Source passage

▬▬▬▬▬▬▬▬▬▬

Sunday, January 31, 2016

White? Black? A Murky Distinction Grows Still Murkier

Here is an article by Carl Zimmer at the New York Times. I found it here. I have been reading the book called One Drop by Bliss Broyard about her Creole father and I have been thinking about race and ethnicity. It is very interesting to reflect and to think about the shit we have created because of racism. I also happened to have listened to a podcast on The American Life - called Family Physics - about what we see based on expectations.

The "Pocahontas Exception" made me laugh out loud. It's interesting to note that Ms. Broyard mentioned a similar concept in New Orleans - as 'prominent' families in New Orleans also frequently had blended racial families and some members choosing to live in a variety of different cultures based on how they are perceived by the 'powers that be'.


In 1924, the State of Virginia attempted to define what it means to be white.

The state’s Racial Integrity Act, which barred marriages between whites and people of other races, defined whites as people “whose blood is entirely white, having no known, demonstrable or ascertainable admixture of the blood of another race.”

There was just one problem. As originally written, the law would have classified many of Virginia’s most prominent families as not white, because they claimed to be descended from Pocahontas.

So the Virginia legislature revised the act, establishing what came to be known as the “Pocahontas exception.” Virginians could be up to one-sixteenth Native American and still be white in the eyes of the law.

People who were one-sixteenth black, on the other hand, were still black.

In the United States, there is a long tradition of trying to draw sharp lines between ethnic groups, but our ancestry is a fluid and complex matter. In recent years geneticists have been uncovering new evidence about our shared heritage, and last week a team of scientists published the biggest genetic profile of the United States to date, based on a study of 160,000 people.

The percentage of self-identified European Americans who have one percent or more of African ancestry. Credit 23andMe


The researchers were able to trace variations in our genetic makeup from state to state, creating for the first time a sort of ancestry map.

“We use these terms — white, black, Indian, Latino — and they don’t really mean what we think they mean,” said Claudio Saunt, a historian at the University of Georgia who was not involved in the study.

The data for the new study were collected by 23andMe, the consumer DNA-testing company. When customers have their genes analyzed, the company asks them if they’d like to make their results available for study by staff scientists.

Over time the company has built a database that not only includes DNA, but also such details as a participant’s birthplace and the ethnic group with which he or she identifies. (23andMe strips the data of any information that might breach the privacy of participants.)

▬▬▬▬▬▬▬▬▬▬

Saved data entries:
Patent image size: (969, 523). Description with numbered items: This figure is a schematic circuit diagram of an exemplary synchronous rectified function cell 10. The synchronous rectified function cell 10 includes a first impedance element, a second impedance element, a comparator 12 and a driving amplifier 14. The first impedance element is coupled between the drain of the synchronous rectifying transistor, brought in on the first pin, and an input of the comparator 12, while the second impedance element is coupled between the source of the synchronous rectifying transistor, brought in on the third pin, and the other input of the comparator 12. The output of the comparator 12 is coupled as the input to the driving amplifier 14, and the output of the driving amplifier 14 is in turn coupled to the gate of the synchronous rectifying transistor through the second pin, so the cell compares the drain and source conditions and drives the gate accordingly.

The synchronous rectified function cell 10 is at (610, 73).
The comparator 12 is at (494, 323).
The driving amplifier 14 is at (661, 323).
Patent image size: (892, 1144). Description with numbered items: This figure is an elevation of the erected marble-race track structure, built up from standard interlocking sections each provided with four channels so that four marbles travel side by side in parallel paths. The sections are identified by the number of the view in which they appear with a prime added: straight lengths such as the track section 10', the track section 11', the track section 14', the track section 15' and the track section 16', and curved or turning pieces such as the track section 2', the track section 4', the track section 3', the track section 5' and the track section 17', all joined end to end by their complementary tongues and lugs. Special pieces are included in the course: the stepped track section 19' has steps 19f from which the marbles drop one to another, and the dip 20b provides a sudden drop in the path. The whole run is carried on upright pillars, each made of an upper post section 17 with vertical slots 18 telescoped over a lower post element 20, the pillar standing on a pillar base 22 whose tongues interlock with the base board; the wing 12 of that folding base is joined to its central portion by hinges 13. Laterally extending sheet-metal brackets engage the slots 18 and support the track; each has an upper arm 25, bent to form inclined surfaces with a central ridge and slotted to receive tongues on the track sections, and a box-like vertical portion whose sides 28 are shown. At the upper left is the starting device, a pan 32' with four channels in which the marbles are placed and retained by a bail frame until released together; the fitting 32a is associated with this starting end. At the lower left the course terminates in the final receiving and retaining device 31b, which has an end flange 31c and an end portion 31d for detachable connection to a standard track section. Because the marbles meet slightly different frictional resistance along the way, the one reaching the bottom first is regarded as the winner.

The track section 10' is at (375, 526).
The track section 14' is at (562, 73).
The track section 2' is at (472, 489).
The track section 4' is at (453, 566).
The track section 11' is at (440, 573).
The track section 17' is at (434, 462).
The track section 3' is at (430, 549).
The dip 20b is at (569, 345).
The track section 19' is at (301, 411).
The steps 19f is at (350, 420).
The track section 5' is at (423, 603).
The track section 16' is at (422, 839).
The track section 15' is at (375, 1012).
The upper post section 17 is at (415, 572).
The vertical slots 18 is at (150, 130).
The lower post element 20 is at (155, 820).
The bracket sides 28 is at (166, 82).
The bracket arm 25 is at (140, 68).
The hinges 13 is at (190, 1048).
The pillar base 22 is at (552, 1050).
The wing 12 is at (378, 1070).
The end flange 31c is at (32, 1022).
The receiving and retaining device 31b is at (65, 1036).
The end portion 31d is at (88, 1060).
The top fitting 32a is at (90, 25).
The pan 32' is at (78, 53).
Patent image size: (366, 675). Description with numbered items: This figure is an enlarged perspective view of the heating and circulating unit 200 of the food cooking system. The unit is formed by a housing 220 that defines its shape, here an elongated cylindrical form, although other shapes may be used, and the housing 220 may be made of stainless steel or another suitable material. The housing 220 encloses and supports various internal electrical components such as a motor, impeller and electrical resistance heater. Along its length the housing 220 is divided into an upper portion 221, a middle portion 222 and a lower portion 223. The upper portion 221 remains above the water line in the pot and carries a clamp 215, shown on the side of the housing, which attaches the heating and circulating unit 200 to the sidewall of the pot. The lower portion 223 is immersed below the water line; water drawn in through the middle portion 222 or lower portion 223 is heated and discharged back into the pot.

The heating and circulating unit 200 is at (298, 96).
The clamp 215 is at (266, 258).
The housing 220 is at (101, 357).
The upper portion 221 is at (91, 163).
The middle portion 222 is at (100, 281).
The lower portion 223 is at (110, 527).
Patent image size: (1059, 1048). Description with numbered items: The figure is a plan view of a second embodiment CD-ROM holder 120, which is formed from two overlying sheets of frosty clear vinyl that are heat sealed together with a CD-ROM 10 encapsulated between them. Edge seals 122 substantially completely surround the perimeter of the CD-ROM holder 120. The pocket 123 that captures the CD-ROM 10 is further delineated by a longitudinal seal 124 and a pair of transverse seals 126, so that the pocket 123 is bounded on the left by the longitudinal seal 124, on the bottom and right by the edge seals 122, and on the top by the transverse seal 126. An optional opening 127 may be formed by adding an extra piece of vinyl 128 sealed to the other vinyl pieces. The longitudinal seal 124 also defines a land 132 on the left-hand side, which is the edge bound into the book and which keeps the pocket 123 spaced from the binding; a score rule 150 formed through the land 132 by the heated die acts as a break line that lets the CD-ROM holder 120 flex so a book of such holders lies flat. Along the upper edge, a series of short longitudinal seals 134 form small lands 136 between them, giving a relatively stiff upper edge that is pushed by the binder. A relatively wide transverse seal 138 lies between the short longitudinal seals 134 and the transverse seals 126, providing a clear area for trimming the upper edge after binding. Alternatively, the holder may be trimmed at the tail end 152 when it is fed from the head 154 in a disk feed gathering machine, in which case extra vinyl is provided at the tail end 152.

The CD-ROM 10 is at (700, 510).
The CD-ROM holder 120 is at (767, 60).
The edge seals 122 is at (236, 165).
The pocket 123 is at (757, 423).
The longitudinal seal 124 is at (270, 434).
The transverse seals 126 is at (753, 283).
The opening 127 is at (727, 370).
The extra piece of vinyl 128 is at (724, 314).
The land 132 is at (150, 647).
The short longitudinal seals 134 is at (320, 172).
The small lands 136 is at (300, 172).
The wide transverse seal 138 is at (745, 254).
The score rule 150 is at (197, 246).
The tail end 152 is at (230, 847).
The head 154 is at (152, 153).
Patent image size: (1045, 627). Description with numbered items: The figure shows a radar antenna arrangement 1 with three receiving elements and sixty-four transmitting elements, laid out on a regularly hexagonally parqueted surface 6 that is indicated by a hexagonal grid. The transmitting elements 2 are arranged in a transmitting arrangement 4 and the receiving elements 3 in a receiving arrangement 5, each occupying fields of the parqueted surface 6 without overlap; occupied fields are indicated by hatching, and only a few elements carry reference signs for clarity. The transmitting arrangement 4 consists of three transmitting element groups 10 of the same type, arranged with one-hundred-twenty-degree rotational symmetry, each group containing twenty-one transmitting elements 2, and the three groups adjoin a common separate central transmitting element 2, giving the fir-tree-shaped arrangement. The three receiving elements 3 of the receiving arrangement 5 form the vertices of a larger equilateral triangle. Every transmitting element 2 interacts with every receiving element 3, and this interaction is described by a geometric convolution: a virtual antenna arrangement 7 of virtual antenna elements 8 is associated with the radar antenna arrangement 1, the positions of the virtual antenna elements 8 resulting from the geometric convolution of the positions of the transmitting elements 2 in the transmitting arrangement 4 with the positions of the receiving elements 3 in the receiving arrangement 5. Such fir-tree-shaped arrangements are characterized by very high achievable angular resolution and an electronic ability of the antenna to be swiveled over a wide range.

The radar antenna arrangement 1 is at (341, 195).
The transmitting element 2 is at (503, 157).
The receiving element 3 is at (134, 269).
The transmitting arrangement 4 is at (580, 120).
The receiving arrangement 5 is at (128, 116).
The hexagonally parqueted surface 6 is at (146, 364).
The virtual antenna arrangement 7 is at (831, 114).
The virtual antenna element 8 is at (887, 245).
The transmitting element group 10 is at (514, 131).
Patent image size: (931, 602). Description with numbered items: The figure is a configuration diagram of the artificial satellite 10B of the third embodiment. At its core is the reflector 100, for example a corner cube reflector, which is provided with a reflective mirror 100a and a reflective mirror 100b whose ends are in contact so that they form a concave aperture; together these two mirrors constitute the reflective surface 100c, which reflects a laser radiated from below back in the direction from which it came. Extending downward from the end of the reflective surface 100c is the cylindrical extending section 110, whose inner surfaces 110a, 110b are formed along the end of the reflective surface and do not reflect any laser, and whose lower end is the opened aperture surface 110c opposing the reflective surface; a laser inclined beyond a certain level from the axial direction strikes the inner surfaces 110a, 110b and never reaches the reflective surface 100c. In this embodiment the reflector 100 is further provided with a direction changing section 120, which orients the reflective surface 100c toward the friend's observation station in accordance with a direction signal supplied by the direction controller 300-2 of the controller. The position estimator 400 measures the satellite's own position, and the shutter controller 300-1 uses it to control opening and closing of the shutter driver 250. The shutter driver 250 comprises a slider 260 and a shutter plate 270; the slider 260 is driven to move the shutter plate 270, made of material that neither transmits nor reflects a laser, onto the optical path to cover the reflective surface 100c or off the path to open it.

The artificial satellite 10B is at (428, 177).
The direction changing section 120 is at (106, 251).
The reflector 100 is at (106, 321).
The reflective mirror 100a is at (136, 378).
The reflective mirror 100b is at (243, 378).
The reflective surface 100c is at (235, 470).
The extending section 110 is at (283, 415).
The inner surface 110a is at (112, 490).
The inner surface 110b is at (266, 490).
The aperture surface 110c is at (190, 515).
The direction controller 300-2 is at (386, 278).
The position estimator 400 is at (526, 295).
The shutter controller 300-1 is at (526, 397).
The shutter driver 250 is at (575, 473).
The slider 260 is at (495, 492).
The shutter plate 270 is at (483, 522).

▬▬▬▬▬▬▬▬▬▬

What to do
(a) List the four group terms that Claudio Saunt names in his quotation in the blog post about racial classification.
(b) Reproduce word for word the portion of the blog post about racial classification between "The state’s Racial" and "were still black.", inclusive.
These data have no connection to the blog post about racial classification.

Answers by task
(a) white, black, Indian, Latino

(b)
The state’s Racial Integrity Act, which barred marriages between whites and people of other races, defined whites as people “whose blood is entirely white, having no known, demonstrable or ascertainable admixture of the blood of another race.”

There was just one problem. As originally written, the law would have classified many of Virginia’s most prominent families as not white, because they claimed to be descended from Pocahontas.

So the Virginia legislature revised the act, establishing what came to be known as the “Pocahontas exception.” Virginians could be up to one-sixteenth Native American and still be white in the eyes of the law.

People who were one-sixteenth black, on the other hand, were still black.